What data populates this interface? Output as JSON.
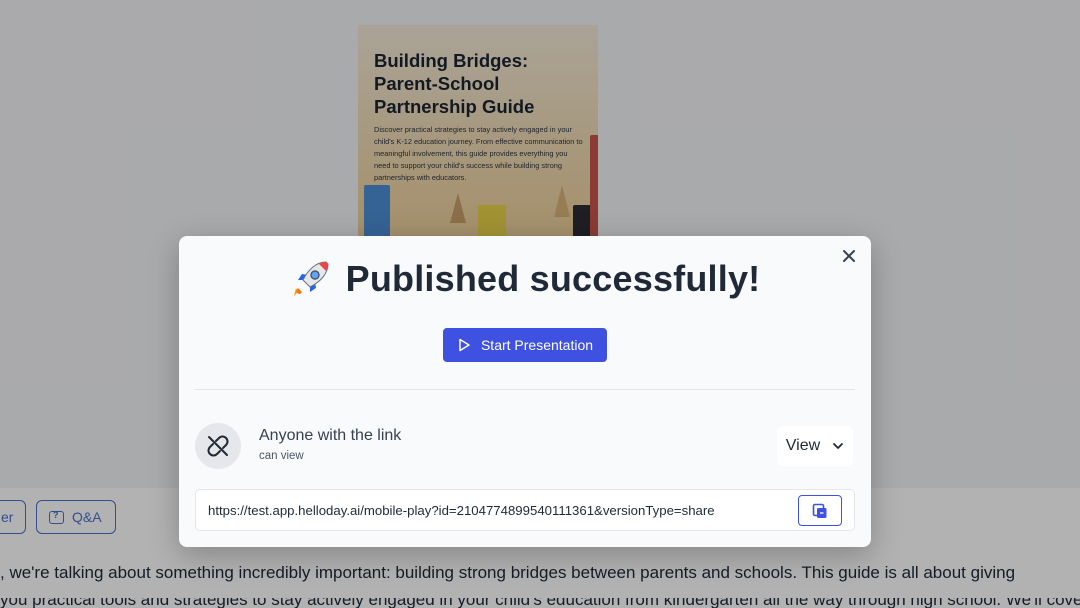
{
  "cover": {
    "title": "Building Bridges: Parent-School Partnership Guide",
    "description": "Discover practical strategies to stay actively engaged in your child's K-12 education journey. From effective communication to meaningful involvement, this guide provides everything you need to support your child's success while building strong partnerships with educators."
  },
  "toolbar": {
    "left_pill_label": "er",
    "qa_label": "Q&A"
  },
  "transcript": {
    "line1": ", we're talking about something incredibly important: building strong bridges between parents and schools. This guide is all about giving",
    "line2": "you practical tools and strategies to stay actively engaged in your child's education from kindergarten all the way through high school. We'll cover everything from"
  },
  "dialog": {
    "heading": "Published successfully!",
    "start_button_label": "Start Presentation",
    "access_title": "Anyone with the link",
    "access_subtitle": "can view",
    "permission_value": "View",
    "share_url": "https://test.app.helloday.ai/mobile-play?id=2104774899540111361&versionType=share"
  },
  "colors": {
    "accent": "#3f51e0",
    "overlay": "rgba(0,0,0,0.30)",
    "dialog_bg": "#f8fafc"
  },
  "icons": {
    "close": "close-icon",
    "rocket": "rocket-icon",
    "play": "play-icon",
    "link": "unlink-icon",
    "chevron": "chevron-down-icon",
    "copy": "copy-icon",
    "qa": "qa-icon"
  }
}
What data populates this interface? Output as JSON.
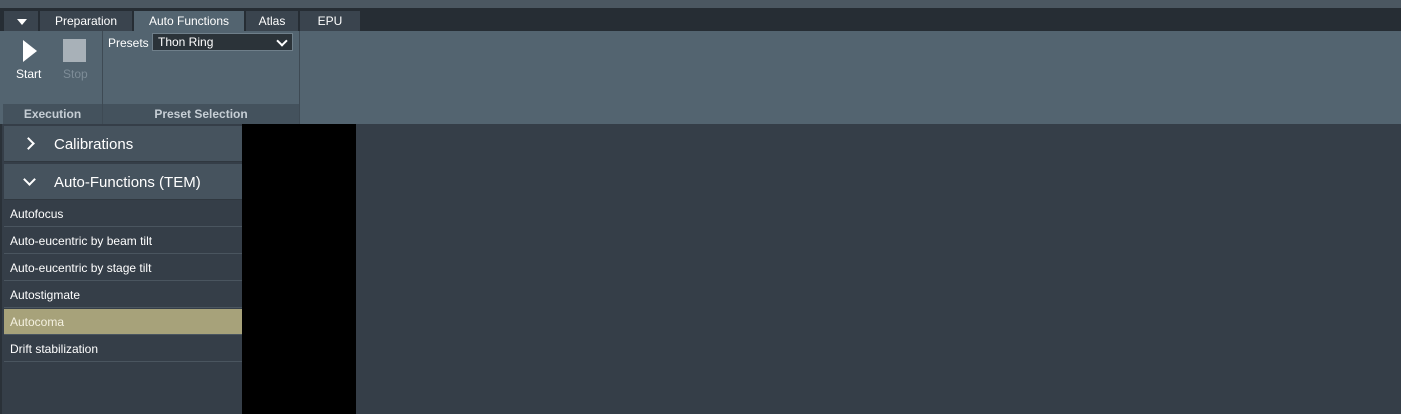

============================================================

> [Objective]: Set down all the data again exactly as above, pictures excluded.

> [Expected answer]:
What data populates this interface? Output as JSON.
{
  "cover": {
    "title": "Building Bridges: Parent-School Partnership Guide",
    "description": "Discover practical strategies to stay actively engaged in your child's K-12 education journey. From effective communication to meaningful involvement, this guide provides everything you need to support your child's success while building strong partnerships with educators."
  },
  "toolbar": {
    "left_pill_label": "er",
    "qa_label": "Q&A"
  },
  "transcript": {
    "line1": ", we're talking about something incredibly important: building strong bridges between parents and schools. This guide is all about giving",
    "line2": "you practical tools and strategies to stay actively engaged in your child's education from kindergarten all the way through high school. We'll cover everything from"
  },
  "dialog": {
    "heading": "Published successfully!",
    "start_button_label": "Start Presentation",
    "access_title": "Anyone with the link",
    "access_subtitle": "can view",
    "permission_value": "View",
    "share_url": "https://test.app.helloday.ai/mobile-play?id=2104774899540111361&versionType=share"
  },
  "colors": {
    "accent": "#3f51e0",
    "overlay": "rgba(0,0,0,0.30)",
    "dialog_bg": "#f8fafc"
  },
  "icons": {
    "close": "close-icon",
    "rocket": "rocket-icon",
    "play": "play-icon",
    "link": "unlink-icon",
    "chevron": "chevron-down-icon",
    "copy": "copy-icon",
    "qa": "qa-icon"
  }
}
What data populates this interface? Output as JSON.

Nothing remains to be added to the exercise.